■ Required task
Reproduce each line exactly. Skip none.

Stored data
╔══
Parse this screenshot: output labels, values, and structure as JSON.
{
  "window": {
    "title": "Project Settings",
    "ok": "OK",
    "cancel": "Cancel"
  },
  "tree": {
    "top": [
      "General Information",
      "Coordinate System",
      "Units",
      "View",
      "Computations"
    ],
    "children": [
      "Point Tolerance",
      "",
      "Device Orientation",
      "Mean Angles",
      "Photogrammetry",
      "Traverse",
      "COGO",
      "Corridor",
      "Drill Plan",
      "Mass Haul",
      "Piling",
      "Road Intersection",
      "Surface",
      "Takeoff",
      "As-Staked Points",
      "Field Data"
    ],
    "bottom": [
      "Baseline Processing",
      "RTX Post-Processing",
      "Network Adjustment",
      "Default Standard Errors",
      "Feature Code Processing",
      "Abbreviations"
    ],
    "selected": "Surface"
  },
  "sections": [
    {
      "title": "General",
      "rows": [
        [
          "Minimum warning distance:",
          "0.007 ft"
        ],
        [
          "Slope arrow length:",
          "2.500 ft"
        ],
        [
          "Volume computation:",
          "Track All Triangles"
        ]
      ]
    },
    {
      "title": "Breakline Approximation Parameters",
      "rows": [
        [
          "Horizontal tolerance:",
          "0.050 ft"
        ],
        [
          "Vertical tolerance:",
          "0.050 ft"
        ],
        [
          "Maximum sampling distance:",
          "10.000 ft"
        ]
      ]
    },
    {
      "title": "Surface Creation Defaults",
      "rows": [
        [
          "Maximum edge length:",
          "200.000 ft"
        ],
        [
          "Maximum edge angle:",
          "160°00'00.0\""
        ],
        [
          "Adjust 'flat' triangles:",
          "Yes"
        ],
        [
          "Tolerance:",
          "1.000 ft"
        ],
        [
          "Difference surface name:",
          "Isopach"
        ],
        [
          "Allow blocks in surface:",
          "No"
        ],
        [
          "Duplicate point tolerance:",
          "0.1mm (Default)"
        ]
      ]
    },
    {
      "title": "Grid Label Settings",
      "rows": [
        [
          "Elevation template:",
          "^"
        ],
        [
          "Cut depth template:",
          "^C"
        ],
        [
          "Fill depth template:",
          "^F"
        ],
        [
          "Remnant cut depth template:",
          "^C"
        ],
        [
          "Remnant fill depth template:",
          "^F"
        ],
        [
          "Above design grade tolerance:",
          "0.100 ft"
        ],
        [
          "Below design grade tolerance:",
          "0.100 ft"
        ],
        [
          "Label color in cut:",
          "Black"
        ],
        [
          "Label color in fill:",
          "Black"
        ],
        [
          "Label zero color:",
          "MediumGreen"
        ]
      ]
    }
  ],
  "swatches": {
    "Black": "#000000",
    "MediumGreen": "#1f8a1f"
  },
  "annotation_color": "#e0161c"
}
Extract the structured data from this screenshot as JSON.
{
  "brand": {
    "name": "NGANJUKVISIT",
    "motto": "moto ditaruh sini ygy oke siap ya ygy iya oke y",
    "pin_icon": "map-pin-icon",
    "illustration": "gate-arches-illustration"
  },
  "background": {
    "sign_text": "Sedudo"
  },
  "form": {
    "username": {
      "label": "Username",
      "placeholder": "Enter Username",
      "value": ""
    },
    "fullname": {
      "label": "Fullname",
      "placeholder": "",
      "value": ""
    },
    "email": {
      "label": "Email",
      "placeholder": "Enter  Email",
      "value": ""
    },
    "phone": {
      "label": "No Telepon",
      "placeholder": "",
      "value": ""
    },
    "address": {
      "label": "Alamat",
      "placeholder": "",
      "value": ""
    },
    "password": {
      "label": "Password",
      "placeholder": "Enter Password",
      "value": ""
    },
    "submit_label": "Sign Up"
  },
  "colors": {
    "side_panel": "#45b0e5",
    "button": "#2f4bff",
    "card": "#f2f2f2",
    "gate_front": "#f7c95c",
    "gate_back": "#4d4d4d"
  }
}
╚══
■ Full response
Parse this screenshot: output labels, values, and structure as JSON.
{
  "window": {
    "title": "Project Settings",
    "ok": "OK",
    "cancel": "Cancel"
  },
  "tree": {
    "top": [
      "General Information",
      "Coordinate System",
      "Units",
      "View",
      "Computations"
    ],
    "children": [
      "Point Tolerance",
      "",
      "Device Orientation",
      "Mean Angles",
      "Photogrammetry",
      "Traverse",
      "COGO",
      "Corridor",
      "Drill Plan",
      "Mass Haul",
      "Piling",
      "Road Intersection",
      "Surface",
      "Takeoff",
      "As-Staked Points",
      "Field Data"
    ],
    "bottom": [
      "Baseline Processing",
      "RTX Post-Processing",
      "Network Adjustment",
      "Default Standard Errors",
      "Feature Code Processing",
      "Abbreviations"
    ],
    "selected": "Surface"
  },
  "sections": [
    {
      "title": "General",
      "rows": [
        [
          "Minimum warning distance:",
          "0.007 ft"
        ],
        [
          "Slope arrow length:",
          "2.500 ft"
        ],
        [
          "Volume computation:",
          "Track All Triangles"
        ]
      ]
    },
    {
      "title": "Breakline Approximation Parameters",
      "rows": [
        [
          "Horizontal tolerance:",
          "0.050 ft"
        ],
        [
          "Vertical tolerance:",
          "0.050 ft"
        ],
        [
          "Maximum sampling distance:",
          "10.000 ft"
        ]
      ]
    },
    {
      "title": "Surface Creation Defaults",
      "rows": [
        [
          "Maximum edge length:",
          "200.000 ft"
        ],
        [
          "Maximum edge angle:",
          "160°00'00.0\""
        ],
        [
          "Adjust 'flat' triangles:",
          "Yes"
        ],
        [
          "Tolerance:",
          "1.000 ft"
        ],
        [
          "Difference surface name:",
          "Isopach"
        ],
        [
          "Allow blocks in surface:",
          "No"
        ],
        [
          "Duplicate point tolerance:",
          "0.1mm (Default)"
        ]
      ]
    },
    {
      "title": "Grid Label Settings",
      "rows": [
        [
          "Elevation template:",
          "^"
        ],
        [
          "Cut depth template:",
          "^C"
        ],
        [
          "Fill depth template:",
          "^F"
        ],
        [
          "Remnant cut depth template:",
          "^C"
        ],
        [
          "Remnant fill depth template:",
          "^F"
        ],
        [
          "Above design grade tolerance:",
          "0.100 ft"
        ],
        [
          "Below design grade tolerance:",
          "0.100 ft"
        ],
        [
          "Label color in cut:",
          "Black"
        ],
        [
          "Label color in fill:",
          "Black"
        ],
        [
          "Label zero color:",
          "MediumGreen"
        ]
      ]
    }
  ],
  "swatches": {
    "Black": "#000000",
    "MediumGreen": "#1f8a1f"
  },
  "annotation_color": "#e0161c"
}
Extract the structured data from this screenshot as JSON.
{
  "brand": {
    "name": "NGANJUKVISIT",
    "motto": "moto ditaruh sini ygy oke siap ya ygy iya oke y",
    "pin_icon": "map-pin-icon",
    "illustration": "gate-arches-illustration"
  },
  "background": {
    "sign_text": "Sedudo"
  },
  "form": {
    "username": {
      "label": "Username",
      "placeholder": "Enter Username",
      "value": ""
    },
    "fullname": {
      "label": "Fullname",
      "placeholder": "",
      "value": ""
    },
    "email": {
      "label": "Email",
      "placeholder": "Enter  Email",
      "value": ""
    },
    "phone": {
      "label": "No Telepon",
      "placeholder": "",
      "value": ""
    },
    "address": {
      "label": "Alamat",
      "placeholder": "",
      "value": ""
    },
    "password": {
      "label": "Password",
      "placeholder": "Enter Password",
      "value": ""
    },
    "submit_label": "Sign Up"
  },
  "colors": {
    "side_panel": "#45b0e5",
    "button": "#2f4bff",
    "card": "#f2f2f2",
    "gate_front": "#f7c95c",
    "gate_back": "#4d4d4d"
  }
}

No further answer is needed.